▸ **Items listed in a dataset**

....

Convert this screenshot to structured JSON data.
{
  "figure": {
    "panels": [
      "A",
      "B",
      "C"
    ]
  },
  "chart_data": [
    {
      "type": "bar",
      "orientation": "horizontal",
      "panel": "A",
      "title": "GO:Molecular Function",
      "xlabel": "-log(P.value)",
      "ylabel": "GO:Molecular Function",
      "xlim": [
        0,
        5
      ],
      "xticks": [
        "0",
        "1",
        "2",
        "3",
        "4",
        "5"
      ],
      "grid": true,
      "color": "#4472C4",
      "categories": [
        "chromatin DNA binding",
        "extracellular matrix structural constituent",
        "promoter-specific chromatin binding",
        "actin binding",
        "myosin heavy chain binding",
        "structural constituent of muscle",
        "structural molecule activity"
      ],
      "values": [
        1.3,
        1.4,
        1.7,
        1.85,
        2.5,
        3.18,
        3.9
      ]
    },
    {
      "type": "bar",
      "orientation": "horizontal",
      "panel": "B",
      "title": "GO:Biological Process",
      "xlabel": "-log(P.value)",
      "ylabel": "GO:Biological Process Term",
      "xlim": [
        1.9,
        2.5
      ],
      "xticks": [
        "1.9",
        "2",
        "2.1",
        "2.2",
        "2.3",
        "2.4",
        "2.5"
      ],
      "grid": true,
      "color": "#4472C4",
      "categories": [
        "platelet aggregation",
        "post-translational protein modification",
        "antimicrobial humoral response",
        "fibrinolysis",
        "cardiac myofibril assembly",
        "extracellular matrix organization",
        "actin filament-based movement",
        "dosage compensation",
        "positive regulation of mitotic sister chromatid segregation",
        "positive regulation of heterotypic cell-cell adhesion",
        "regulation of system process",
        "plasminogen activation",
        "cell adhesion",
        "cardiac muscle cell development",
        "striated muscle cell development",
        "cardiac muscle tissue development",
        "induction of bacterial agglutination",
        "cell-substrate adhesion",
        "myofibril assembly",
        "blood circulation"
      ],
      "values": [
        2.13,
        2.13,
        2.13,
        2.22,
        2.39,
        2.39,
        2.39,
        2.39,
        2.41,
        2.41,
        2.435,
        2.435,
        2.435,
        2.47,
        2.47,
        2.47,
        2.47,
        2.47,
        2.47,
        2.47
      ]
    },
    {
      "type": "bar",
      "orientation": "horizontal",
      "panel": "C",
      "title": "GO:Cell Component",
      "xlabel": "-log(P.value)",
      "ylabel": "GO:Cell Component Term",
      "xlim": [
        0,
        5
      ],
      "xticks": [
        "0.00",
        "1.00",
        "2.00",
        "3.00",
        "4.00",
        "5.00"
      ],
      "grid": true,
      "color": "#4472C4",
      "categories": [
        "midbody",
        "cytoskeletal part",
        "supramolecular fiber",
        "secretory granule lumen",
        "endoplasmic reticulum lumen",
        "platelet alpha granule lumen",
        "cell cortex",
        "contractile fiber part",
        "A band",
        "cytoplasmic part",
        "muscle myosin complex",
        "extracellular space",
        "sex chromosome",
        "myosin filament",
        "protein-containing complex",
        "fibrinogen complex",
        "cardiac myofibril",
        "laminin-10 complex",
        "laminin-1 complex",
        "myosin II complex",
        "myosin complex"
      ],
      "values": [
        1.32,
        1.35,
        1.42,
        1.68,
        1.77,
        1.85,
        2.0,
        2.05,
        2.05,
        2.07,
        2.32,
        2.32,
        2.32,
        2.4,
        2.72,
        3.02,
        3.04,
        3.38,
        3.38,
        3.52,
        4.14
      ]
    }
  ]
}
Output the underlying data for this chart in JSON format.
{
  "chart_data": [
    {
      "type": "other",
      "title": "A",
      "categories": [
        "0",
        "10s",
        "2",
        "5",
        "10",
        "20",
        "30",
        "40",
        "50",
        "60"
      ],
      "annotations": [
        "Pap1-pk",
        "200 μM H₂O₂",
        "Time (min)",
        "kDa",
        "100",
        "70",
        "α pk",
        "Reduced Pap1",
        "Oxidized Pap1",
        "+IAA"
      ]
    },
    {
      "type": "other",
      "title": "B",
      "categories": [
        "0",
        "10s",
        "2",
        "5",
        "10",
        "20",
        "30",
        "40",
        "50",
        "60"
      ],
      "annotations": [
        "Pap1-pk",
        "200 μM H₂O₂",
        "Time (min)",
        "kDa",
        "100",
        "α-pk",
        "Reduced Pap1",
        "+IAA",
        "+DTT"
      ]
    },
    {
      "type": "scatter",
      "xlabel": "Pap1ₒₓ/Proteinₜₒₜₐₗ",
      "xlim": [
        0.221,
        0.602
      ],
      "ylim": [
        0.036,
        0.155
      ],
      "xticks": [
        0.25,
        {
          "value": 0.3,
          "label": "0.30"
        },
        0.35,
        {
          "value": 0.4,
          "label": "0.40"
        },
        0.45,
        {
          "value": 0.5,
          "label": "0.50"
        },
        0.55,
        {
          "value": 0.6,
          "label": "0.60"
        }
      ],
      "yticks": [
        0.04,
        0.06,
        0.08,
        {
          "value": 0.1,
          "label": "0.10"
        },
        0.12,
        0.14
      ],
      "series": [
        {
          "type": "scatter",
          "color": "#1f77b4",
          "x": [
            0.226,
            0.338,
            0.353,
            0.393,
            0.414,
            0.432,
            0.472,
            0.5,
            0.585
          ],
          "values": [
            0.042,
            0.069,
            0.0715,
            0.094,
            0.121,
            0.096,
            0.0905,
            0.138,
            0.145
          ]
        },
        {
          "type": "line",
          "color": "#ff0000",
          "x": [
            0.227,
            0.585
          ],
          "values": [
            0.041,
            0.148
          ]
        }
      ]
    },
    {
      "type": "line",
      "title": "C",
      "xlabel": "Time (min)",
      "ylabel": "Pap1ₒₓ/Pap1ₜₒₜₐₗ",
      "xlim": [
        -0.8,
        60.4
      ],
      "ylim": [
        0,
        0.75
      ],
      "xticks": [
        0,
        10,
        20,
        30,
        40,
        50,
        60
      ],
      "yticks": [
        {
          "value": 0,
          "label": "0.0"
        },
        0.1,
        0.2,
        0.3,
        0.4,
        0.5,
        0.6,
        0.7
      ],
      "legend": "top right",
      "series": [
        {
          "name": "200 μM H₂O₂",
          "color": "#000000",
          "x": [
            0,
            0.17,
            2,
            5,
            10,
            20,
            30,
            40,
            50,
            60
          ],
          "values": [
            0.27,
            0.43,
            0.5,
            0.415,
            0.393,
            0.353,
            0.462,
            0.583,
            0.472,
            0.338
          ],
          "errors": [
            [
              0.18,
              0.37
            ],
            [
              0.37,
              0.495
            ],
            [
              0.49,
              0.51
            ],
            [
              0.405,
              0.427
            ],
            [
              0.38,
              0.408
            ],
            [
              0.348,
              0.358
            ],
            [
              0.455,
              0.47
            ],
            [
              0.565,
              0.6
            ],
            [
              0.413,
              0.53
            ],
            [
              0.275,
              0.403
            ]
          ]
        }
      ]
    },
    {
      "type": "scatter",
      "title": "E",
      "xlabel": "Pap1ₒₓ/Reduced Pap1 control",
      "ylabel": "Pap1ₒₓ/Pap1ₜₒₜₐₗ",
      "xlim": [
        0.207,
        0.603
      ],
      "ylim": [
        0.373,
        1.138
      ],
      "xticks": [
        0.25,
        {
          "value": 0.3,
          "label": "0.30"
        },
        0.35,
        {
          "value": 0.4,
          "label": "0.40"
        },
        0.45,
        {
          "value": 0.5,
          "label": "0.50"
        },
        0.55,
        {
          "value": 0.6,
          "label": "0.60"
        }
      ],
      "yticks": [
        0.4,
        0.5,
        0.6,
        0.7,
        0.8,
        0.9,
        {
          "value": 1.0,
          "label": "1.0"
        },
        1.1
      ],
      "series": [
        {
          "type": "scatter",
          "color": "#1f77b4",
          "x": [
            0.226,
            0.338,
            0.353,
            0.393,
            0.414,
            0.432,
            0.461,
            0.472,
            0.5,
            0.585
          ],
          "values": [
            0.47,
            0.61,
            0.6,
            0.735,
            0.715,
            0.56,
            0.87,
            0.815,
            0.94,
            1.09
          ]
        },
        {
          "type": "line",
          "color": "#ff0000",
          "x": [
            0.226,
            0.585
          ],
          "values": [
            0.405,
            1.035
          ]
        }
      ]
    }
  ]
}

....

▸ **Exercise brief**
Exactly one number is the answer: how many lines of the entries contain the string "fiber".

▸ **Exercise response**
2